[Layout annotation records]
## BEGIN

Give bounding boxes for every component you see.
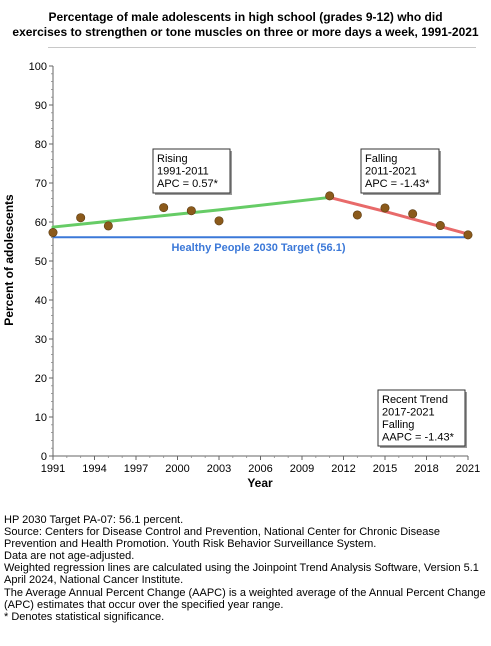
trend-line-rising xyxy=(51,195,332,229)
footnote-aapc: The Average Annual Percent Change (AAPC)… xyxy=(4,586,486,611)
data-point xyxy=(76,213,86,223)
data-point xyxy=(435,221,445,231)
title-divider xyxy=(48,47,476,48)
line-chart: 0 10 20 30 40 50 60 70 80 90 100 1991 1994 1997 2000 20… xyxy=(2,61,481,490)
x-tick-label: 2000 xyxy=(165,463,189,475)
y-tick-label: 30 xyxy=(35,334,47,346)
footnote-regression: Weighted regression lines are calculated… xyxy=(4,562,479,587)
y-tick-label: 50 xyxy=(35,256,47,268)
target-line-group: Healthy People 2030 Target (56.1) xyxy=(53,236,468,254)
data-point xyxy=(103,221,113,231)
x-tick-label: 2012 xyxy=(331,463,355,475)
annotation-line: AAPC = -1.43* xyxy=(382,432,455,444)
annotation-line: APC = 0.57* xyxy=(157,178,219,190)
annotation-line: Rising xyxy=(157,153,188,165)
annotation-frame xyxy=(152,148,231,194)
x-tick-label: 2006 xyxy=(248,463,272,475)
data-point xyxy=(352,210,362,220)
annotation-line: 2011-2021 xyxy=(365,166,417,178)
y-tick-label: 80 xyxy=(35,139,47,151)
annotation-frame xyxy=(360,148,440,194)
x-tick-label: 1991 xyxy=(41,463,65,475)
annotation-line: APC = -1.43* xyxy=(365,178,430,190)
data-point xyxy=(463,230,473,240)
data-point xyxy=(325,191,335,201)
y-tick-label: 10 xyxy=(35,412,47,424)
chart-title-line-1: Percentage of male adolescents in high s… xyxy=(48,10,443,24)
axes: 0 10 20 30 40 50 60 70 80 90 100 1991 1994 1997 2000 20… xyxy=(29,61,481,475)
chart-title: Percentage of male adolescents in high s… xyxy=(0,10,491,40)
x-tick-label: 2009 xyxy=(290,463,314,475)
footnotes: HP 2030 Target PA-07: 56.1 percent. Sour… xyxy=(4,514,488,623)
y-tick-label: 20 xyxy=(35,373,47,385)
y-tick-label: 100 xyxy=(29,61,47,73)
x-tick-label: 2018 xyxy=(414,463,438,475)
annotation-line: Recent Trend xyxy=(382,394,448,406)
x-tick-label: 2015 xyxy=(373,463,397,475)
footnote-target: HP 2030 Target PA-07: 56.1 percent. xyxy=(4,514,184,526)
data-point xyxy=(408,209,418,219)
annotation-frame xyxy=(377,389,466,447)
y-tick-label: 40 xyxy=(35,295,47,307)
x-tick-label: 2021 xyxy=(456,463,480,475)
y-tick-label: 60 xyxy=(35,217,47,229)
data-points xyxy=(48,191,473,240)
data-point xyxy=(186,206,196,216)
annotation-line: 1991-2011 xyxy=(157,166,209,178)
footnote-significance: * Denotes statistical significance. xyxy=(4,610,165,623)
trend-lines xyxy=(51,195,470,236)
footnote-source: Source: Centers for Disease Control and … xyxy=(4,526,440,551)
data-point xyxy=(159,203,169,213)
x-tick-label: 2003 xyxy=(207,463,231,475)
footnote-age-adjusted: Data are not age-adjusted. xyxy=(4,550,135,563)
trend-line-falling xyxy=(328,195,470,236)
target-label: Healthy People 2030 Target (56.1) xyxy=(171,242,345,254)
x-tick-label: 1994 xyxy=(82,463,106,475)
annotation-line: 2017-2021 xyxy=(382,407,435,419)
annotation-line: Falling xyxy=(365,153,397,165)
y-tick-label: 0 xyxy=(41,451,47,463)
data-point xyxy=(214,216,224,226)
data-point xyxy=(48,228,58,238)
y-tick-label: 90 xyxy=(35,100,47,112)
x-tick-label: 1997 xyxy=(124,463,148,475)
annotation-line: Falling xyxy=(382,419,414,431)
data-point xyxy=(380,203,390,213)
chart-title-line-2: exercises to strengthen or tone muscles … xyxy=(12,25,479,39)
x-axis-label: Year xyxy=(247,476,273,490)
y-tick-label: 70 xyxy=(35,178,47,190)
y-axis-label: Percent of adolescents xyxy=(2,194,16,326)
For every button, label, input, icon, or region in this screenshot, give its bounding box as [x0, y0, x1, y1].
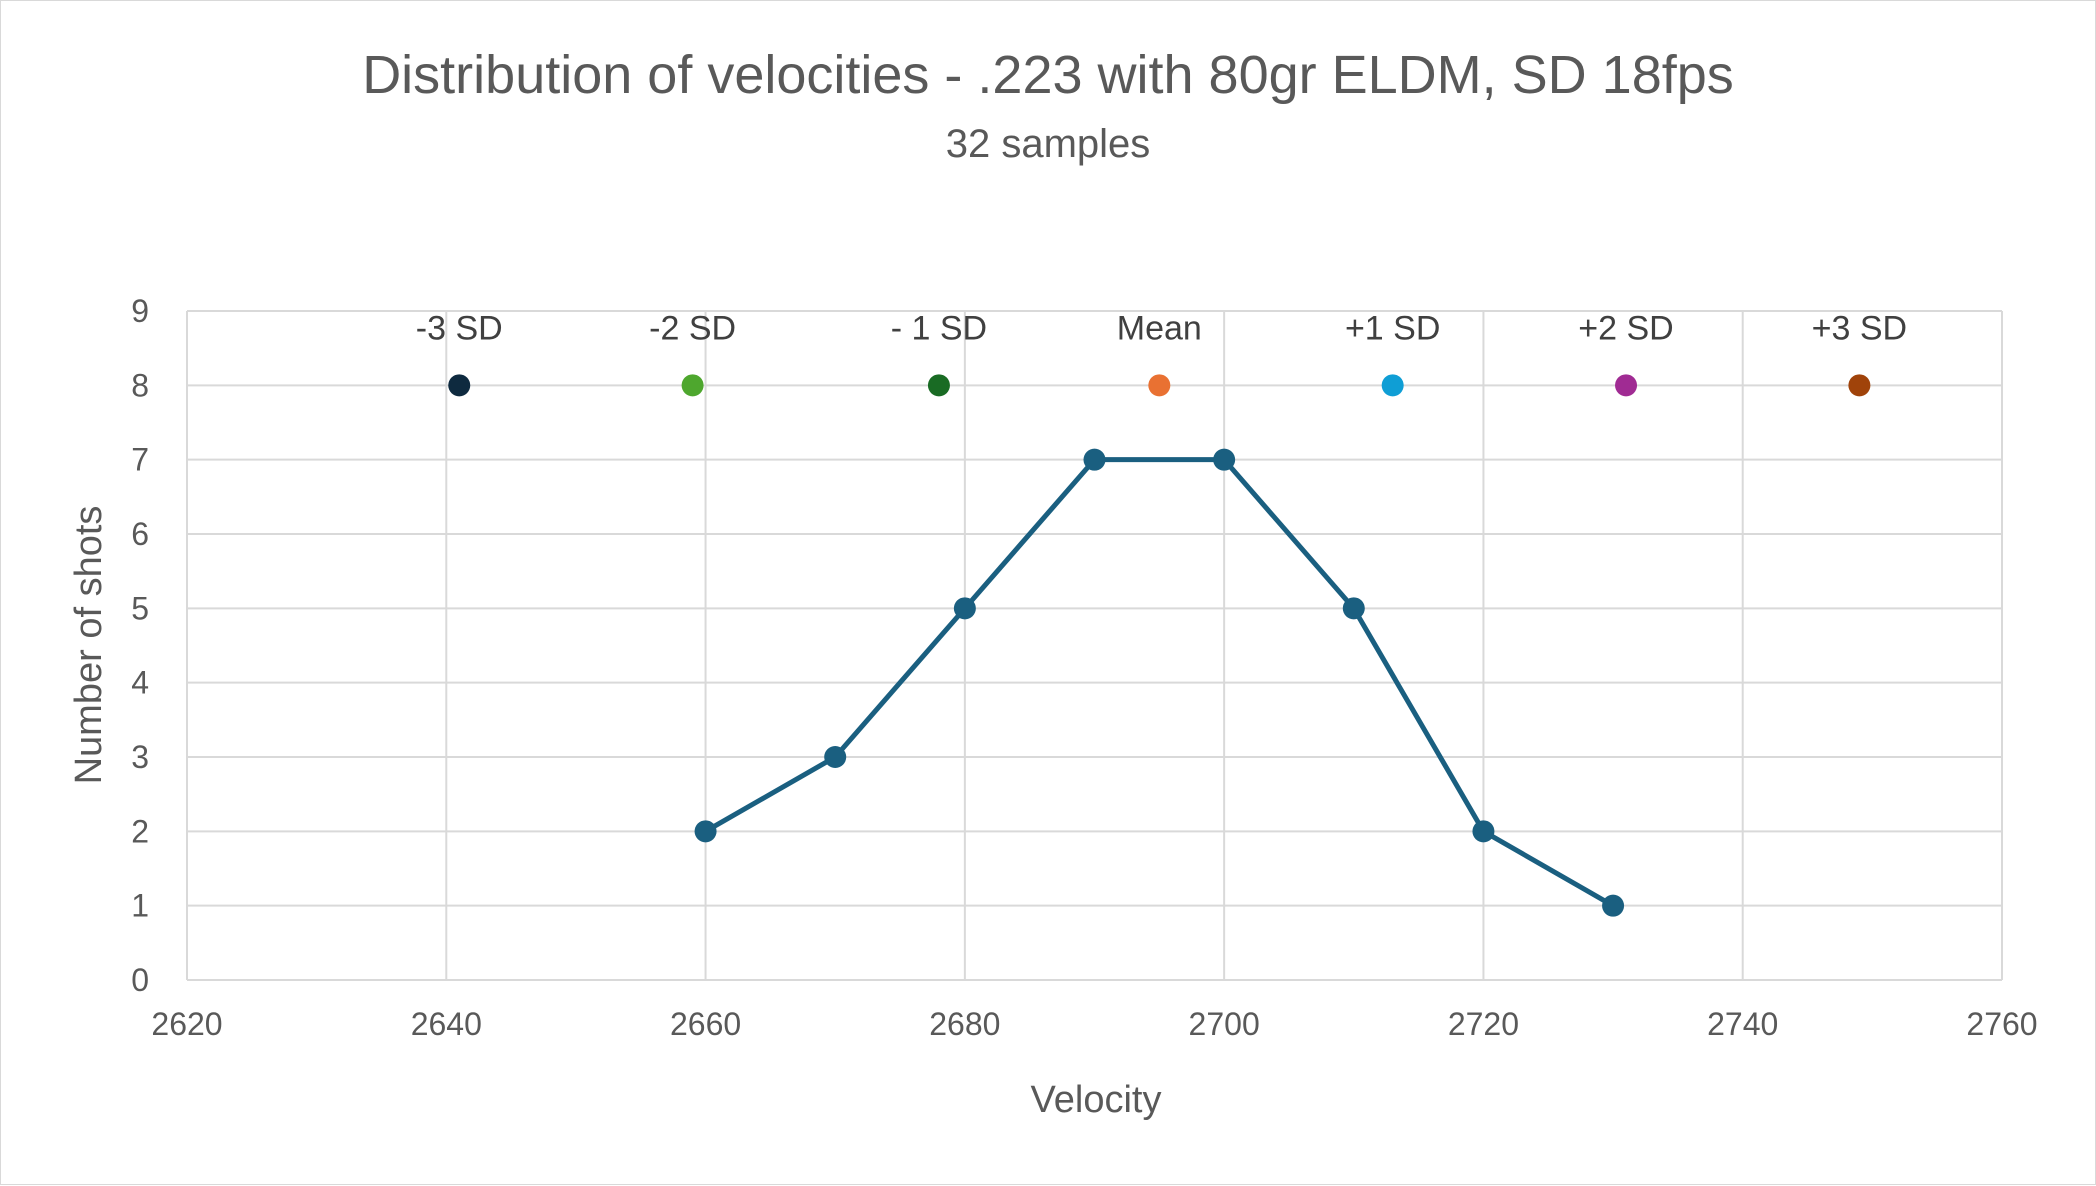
sd-marker-label: Mean [1117, 309, 1202, 347]
sd-marker-label: -2 SD [649, 309, 736, 347]
sd-marker-label: +2 SD [1578, 309, 1673, 347]
x-tick-label: 2680 [929, 1006, 1000, 1042]
data-series [694, 448, 1625, 917]
gridlines [186, 310, 2003, 981]
y-tick-label: 7 [131, 442, 149, 478]
sd-marker-point [1615, 374, 1638, 397]
data-point [694, 820, 717, 843]
sd-marker-point [448, 374, 471, 397]
data-point [824, 746, 847, 768]
sd-marker-point [1381, 374, 1404, 397]
data-point [1472, 820, 1495, 843]
data-point [1602, 894, 1625, 917]
sd-marker-label: - 1 SD [891, 309, 987, 347]
y-tick-label: 9 [131, 293, 149, 329]
x-tick-label: 2620 [151, 1006, 222, 1042]
sd-marker-point [1148, 374, 1171, 397]
series-line [704, 457, 1615, 908]
x-tick-label: 2660 [670, 1006, 741, 1042]
x-tick-label: 2760 [1966, 1006, 2037, 1042]
sd-marker-label: -3 SD [416, 309, 503, 347]
data-point [1213, 448, 1236, 471]
y-tick-label: 5 [131, 590, 149, 626]
sd-marker-point [927, 374, 950, 397]
chart-subtitle: 32 samples [946, 122, 1151, 166]
sd-marker-label: +1 SD [1345, 309, 1440, 347]
chart-title: Distribution of velocities - .223 with 8… [362, 45, 1734, 105]
data-point [953, 597, 976, 620]
y-tick-label: 3 [131, 739, 149, 775]
y-tick-label: 1 [131, 888, 149, 924]
data-point [1342, 597, 1365, 620]
sd-marker-point [681, 374, 704, 397]
tick-labels: 0 1 2 3 4 5 6 7 8 9 2620 2640 2660 2680 2700 2720 2740 27… [131, 293, 2037, 1042]
y-tick-label: 2 [131, 813, 149, 849]
sd-marker-label: +3 SD [1812, 309, 1907, 347]
y-tick-label: 4 [131, 665, 149, 701]
data-point [1083, 448, 1106, 471]
x-tick-label: 2640 [411, 1006, 482, 1042]
x-tick-label: 2740 [1707, 1006, 1778, 1042]
x-tick-label: 2720 [1448, 1006, 1519, 1042]
y-tick-label: 6 [131, 516, 149, 552]
x-axis-title: Velocity [1031, 1079, 1162, 1121]
x-tick-label: 2700 [1189, 1006, 1260, 1042]
y-axis-title: Number of shots [68, 506, 110, 785]
y-tick-label: 8 [131, 367, 149, 403]
y-tick-label: 0 [131, 962, 149, 998]
sd-marker-point [1848, 374, 1871, 397]
sd-markers: -3 SD -2 SD - 1 SD Mean +1 SD +2 SD +3 SD [416, 309, 1907, 397]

## END

- TASK BRIEF: Reproduce the records above line for line, omitting the pictures.

- ANSWER IN FULL:
Give bounding boxes for every component you see.
trend-line-rising xyxy=(51,195,332,229)
footnote-aapc: The Average Annual Percent Change (AAPC)… xyxy=(4,586,486,611)
data-point xyxy=(76,213,86,223)
data-point xyxy=(435,221,445,231)
title-divider xyxy=(48,47,476,48)
line-chart: 0 10 20 30 40 50 60 70 80 90 100 1991 1994 1997 2000 20… xyxy=(2,61,481,490)
x-tick-label: 2000 xyxy=(165,463,189,475)
y-tick-label: 30 xyxy=(35,334,47,346)
footnote-regression: Weighted regression lines are calculated… xyxy=(4,562,479,587)
y-tick-label: 50 xyxy=(35,256,47,268)
target-line-group: Healthy People 2030 Target (56.1) xyxy=(53,236,468,254)
data-point xyxy=(103,221,113,231)
x-tick-label: 2012 xyxy=(331,463,355,475)
annotation-line: AAPC = -1.43* xyxy=(382,432,455,444)
annotation-line: APC = 0.57* xyxy=(157,178,219,190)
annotation-line: Rising xyxy=(157,153,188,165)
annotation-frame xyxy=(152,148,231,194)
x-tick-label: 2006 xyxy=(248,463,272,475)
data-point xyxy=(352,210,362,220)
annotation-line: 2011-2021 xyxy=(365,166,417,178)
y-tick-label: 80 xyxy=(35,139,47,151)
annotation-frame xyxy=(360,148,440,194)
x-tick-label: 1991 xyxy=(41,463,65,475)
annotation-line: APC = -1.43* xyxy=(365,178,430,190)
data-point xyxy=(463,230,473,240)
data-point xyxy=(325,191,335,201)
y-tick-label: 10 xyxy=(35,412,47,424)
chart-title-line-1: Percentage of male adolescents in high s… xyxy=(48,10,443,24)
axes: 0 10 20 30 40 50 60 70 80 90 100 1991 1994 1997 2000 20… xyxy=(29,61,481,475)
chart-title: Percentage of male adolescents in high s… xyxy=(0,10,491,40)
x-tick-label: 2009 xyxy=(290,463,314,475)
footnotes: HP 2030 Target PA-07: 56.1 percent. Sour… xyxy=(4,514,488,623)
y-tick-label: 20 xyxy=(35,373,47,385)
y-tick-label: 100 xyxy=(29,61,47,73)
x-tick-label: 2018 xyxy=(414,463,438,475)
annotation-line: Recent Trend xyxy=(382,394,448,406)
x-tick-label: 2015 xyxy=(373,463,397,475)
footnote-target: HP 2030 Target PA-07: 56.1 percent. xyxy=(4,514,184,526)
data-point xyxy=(408,209,418,219)
annotation-frame xyxy=(377,389,466,447)
y-tick-label: 40 xyxy=(35,295,47,307)
x-tick-label: 2021 xyxy=(456,463,480,475)
y-tick-label: 60 xyxy=(35,217,47,229)
data-points xyxy=(48,191,473,240)
data-point xyxy=(186,206,196,216)
annotation-line: 1991-2011 xyxy=(157,166,209,178)
footnote-significance: * Denotes statistical significance. xyxy=(4,610,165,623)
trend-lines xyxy=(51,195,470,236)
footnote-source: Source: Centers for Disease Control and … xyxy=(4,526,440,551)
data-point xyxy=(159,203,169,213)
x-tick-label: 2003 xyxy=(207,463,231,475)
footnote-age-adjusted: Data are not age-adjusted. xyxy=(4,550,135,563)
trend-line-falling xyxy=(328,195,470,236)
target-label: Healthy People 2030 Target (56.1) xyxy=(171,242,345,254)
x-tick-label: 1994 xyxy=(82,463,106,475)
annotation-line: 2017-2021 xyxy=(382,407,435,419)
annotation-line: Falling xyxy=(365,153,397,165)
y-tick-label: 0 xyxy=(41,451,47,463)
data-point xyxy=(214,216,224,226)
data-point xyxy=(48,228,58,238)
y-tick-label: 90 xyxy=(35,100,47,112)
x-tick-label: 1997 xyxy=(124,463,148,475)
annotation-line: Falling xyxy=(382,419,414,431)
data-point xyxy=(380,203,390,213)
chart-title-line-2: exercises to strengthen or tone muscles … xyxy=(12,25,479,39)
x-axis-label: Year xyxy=(247,476,273,490)
y-tick-label: 70 xyxy=(35,178,47,190)
y-axis-label: Percent of adolescents xyxy=(2,194,16,326)
For every button, label, input, icon, or region in this screenshot, give its bounding box as [x0, y0, x1, y1].
sd-marker-label: Mean [1117, 309, 1202, 347]
sd-marker-label: -2 SD [649, 309, 736, 347]
sd-marker-label: +2 SD [1578, 309, 1673, 347]
x-tick-label: 2680 [929, 1006, 1000, 1042]
data-series [694, 448, 1625, 917]
gridlines [186, 310, 2003, 981]
y-tick-label: 7 [131, 442, 149, 478]
sd-marker-point [1615, 374, 1638, 397]
data-point [694, 820, 717, 843]
sd-marker-point [448, 374, 471, 397]
data-point [824, 746, 847, 768]
sd-marker-point [1381, 374, 1404, 397]
data-point [1472, 820, 1495, 843]
data-point [1602, 894, 1625, 917]
sd-marker-label: - 1 SD [891, 309, 987, 347]
y-tick-label: 9 [131, 293, 149, 329]
x-tick-label: 2620 [151, 1006, 222, 1042]
sd-marker-point [1148, 374, 1171, 397]
series-line [704, 457, 1615, 908]
x-tick-label: 2660 [670, 1006, 741, 1042]
x-tick-label: 2760 [1966, 1006, 2037, 1042]
sd-marker-label: -3 SD [416, 309, 503, 347]
data-point [1213, 448, 1236, 471]
y-tick-label: 5 [131, 590, 149, 626]
sd-marker-point [927, 374, 950, 397]
chart-subtitle: 32 samples [946, 122, 1151, 166]
sd-marker-label: +1 SD [1345, 309, 1440, 347]
chart-title: Distribution of velocities - .223 with 8… [362, 45, 1734, 105]
data-point [953, 597, 976, 620]
y-tick-label: 3 [131, 739, 149, 775]
y-tick-label: 1 [131, 888, 149, 924]
data-point [1342, 597, 1365, 620]
sd-marker-point [681, 374, 704, 397]
tick-labels: 0 1 2 3 4 5 6 7 8 9 2620 2640 2660 2680 2700 2720 2740 27… [131, 293, 2037, 1042]
y-tick-label: 2 [131, 813, 149, 849]
sd-marker-label: +3 SD [1812, 309, 1907, 347]
y-tick-label: 4 [131, 665, 149, 701]
data-point [1083, 448, 1106, 471]
x-tick-label: 2640 [411, 1006, 482, 1042]
x-tick-label: 2740 [1707, 1006, 1778, 1042]
x-tick-label: 2720 [1448, 1006, 1519, 1042]
y-tick-label: 6 [131, 516, 149, 552]
x-axis-title: Velocity [1031, 1079, 1162, 1121]
x-tick-label: 2700 [1189, 1006, 1260, 1042]
y-axis-title: Number of shots [68, 506, 110, 785]
y-tick-label: 8 [131, 367, 149, 403]
y-tick-label: 0 [131, 962, 149, 998]
sd-marker-point [1848, 374, 1871, 397]
sd-markers: -3 SD -2 SD - 1 SD Mean +1 SD +2 SD +3 SD [416, 309, 1907, 397]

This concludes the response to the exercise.